JOB: Your task is to copy every line of the entries that contains "clone".

RECORDS TO PROCESS:
>>>

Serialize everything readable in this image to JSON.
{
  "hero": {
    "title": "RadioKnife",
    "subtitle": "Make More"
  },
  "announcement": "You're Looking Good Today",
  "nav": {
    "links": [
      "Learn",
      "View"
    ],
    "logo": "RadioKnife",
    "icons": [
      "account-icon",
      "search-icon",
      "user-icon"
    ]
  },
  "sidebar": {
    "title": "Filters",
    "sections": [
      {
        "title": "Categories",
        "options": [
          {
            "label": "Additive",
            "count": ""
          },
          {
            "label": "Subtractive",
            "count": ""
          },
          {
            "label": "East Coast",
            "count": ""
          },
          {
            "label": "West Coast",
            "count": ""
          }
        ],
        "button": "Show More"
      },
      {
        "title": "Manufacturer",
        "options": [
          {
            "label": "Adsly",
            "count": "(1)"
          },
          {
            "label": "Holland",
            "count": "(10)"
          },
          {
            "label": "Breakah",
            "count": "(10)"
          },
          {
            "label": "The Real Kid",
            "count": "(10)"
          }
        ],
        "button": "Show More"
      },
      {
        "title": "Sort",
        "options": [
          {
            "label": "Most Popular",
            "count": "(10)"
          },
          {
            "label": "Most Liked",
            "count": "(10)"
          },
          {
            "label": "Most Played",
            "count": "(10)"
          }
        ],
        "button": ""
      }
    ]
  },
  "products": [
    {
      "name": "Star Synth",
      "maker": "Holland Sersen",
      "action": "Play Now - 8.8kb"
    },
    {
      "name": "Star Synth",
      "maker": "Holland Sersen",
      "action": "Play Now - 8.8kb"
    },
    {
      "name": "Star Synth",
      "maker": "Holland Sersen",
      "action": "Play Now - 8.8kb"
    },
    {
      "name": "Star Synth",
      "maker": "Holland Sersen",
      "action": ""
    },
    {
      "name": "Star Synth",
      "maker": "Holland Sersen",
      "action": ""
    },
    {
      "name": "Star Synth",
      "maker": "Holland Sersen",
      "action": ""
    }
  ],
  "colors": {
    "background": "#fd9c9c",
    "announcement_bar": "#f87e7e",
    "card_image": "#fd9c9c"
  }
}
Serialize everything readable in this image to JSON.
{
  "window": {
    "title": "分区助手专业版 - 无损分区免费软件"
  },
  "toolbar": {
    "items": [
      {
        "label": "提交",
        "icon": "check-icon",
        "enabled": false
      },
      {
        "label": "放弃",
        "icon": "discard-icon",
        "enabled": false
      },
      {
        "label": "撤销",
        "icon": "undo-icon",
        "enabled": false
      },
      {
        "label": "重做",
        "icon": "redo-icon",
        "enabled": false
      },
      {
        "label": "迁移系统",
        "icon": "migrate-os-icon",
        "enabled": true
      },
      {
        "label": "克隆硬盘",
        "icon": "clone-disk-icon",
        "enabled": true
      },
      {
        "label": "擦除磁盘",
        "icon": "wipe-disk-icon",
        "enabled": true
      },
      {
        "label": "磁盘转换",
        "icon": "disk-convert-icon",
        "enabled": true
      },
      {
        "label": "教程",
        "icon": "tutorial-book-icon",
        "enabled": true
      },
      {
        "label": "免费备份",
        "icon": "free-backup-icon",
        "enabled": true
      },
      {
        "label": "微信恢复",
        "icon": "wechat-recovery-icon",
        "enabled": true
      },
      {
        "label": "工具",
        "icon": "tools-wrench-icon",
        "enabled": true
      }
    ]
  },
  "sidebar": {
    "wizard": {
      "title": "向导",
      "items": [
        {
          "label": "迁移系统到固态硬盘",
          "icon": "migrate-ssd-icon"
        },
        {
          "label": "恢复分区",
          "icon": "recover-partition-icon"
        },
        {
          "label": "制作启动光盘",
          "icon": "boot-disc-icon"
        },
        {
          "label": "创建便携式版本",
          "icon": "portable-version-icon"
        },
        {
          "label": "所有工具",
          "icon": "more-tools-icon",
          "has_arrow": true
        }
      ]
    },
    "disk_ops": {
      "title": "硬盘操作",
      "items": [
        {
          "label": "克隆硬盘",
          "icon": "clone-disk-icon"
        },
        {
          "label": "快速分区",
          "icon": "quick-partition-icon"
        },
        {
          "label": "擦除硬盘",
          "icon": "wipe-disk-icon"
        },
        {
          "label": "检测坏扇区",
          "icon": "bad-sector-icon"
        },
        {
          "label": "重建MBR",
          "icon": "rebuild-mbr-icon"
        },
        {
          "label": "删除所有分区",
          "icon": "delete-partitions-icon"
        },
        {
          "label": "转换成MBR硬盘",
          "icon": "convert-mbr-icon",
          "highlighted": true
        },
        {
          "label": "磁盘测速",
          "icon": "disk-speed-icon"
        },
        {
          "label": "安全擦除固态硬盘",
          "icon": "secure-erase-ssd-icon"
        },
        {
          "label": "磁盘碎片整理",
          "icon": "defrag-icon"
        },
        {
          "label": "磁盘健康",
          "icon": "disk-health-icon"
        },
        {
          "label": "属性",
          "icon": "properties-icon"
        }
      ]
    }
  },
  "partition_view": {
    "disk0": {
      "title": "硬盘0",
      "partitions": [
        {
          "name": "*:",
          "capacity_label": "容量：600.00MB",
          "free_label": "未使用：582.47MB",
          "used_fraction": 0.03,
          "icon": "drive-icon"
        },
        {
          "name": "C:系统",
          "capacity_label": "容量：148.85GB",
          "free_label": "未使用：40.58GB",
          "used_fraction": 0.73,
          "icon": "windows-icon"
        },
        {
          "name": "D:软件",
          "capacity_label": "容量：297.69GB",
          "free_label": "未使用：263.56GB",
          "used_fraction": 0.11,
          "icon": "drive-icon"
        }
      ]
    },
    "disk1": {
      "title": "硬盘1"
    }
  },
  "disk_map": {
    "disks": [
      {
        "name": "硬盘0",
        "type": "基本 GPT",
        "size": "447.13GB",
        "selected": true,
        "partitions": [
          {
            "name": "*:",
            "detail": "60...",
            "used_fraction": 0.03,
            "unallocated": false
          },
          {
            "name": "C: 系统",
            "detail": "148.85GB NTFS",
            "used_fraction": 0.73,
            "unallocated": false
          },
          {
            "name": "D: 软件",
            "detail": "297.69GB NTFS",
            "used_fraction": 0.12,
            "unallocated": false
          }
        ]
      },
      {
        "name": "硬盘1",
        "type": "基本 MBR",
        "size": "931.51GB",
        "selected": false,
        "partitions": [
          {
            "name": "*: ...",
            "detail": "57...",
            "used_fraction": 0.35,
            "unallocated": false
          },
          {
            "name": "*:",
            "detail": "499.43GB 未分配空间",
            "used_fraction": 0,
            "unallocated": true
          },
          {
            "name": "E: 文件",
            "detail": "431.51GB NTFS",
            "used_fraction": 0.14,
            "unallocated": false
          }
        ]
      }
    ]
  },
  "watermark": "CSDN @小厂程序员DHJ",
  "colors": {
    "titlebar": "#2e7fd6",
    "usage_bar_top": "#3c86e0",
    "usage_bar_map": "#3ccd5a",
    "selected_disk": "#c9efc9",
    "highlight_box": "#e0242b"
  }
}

<<<

WRITTEN SOLUTION:
        "icon": "clone-disk-icon",
          "icon": "clone-disk-icon"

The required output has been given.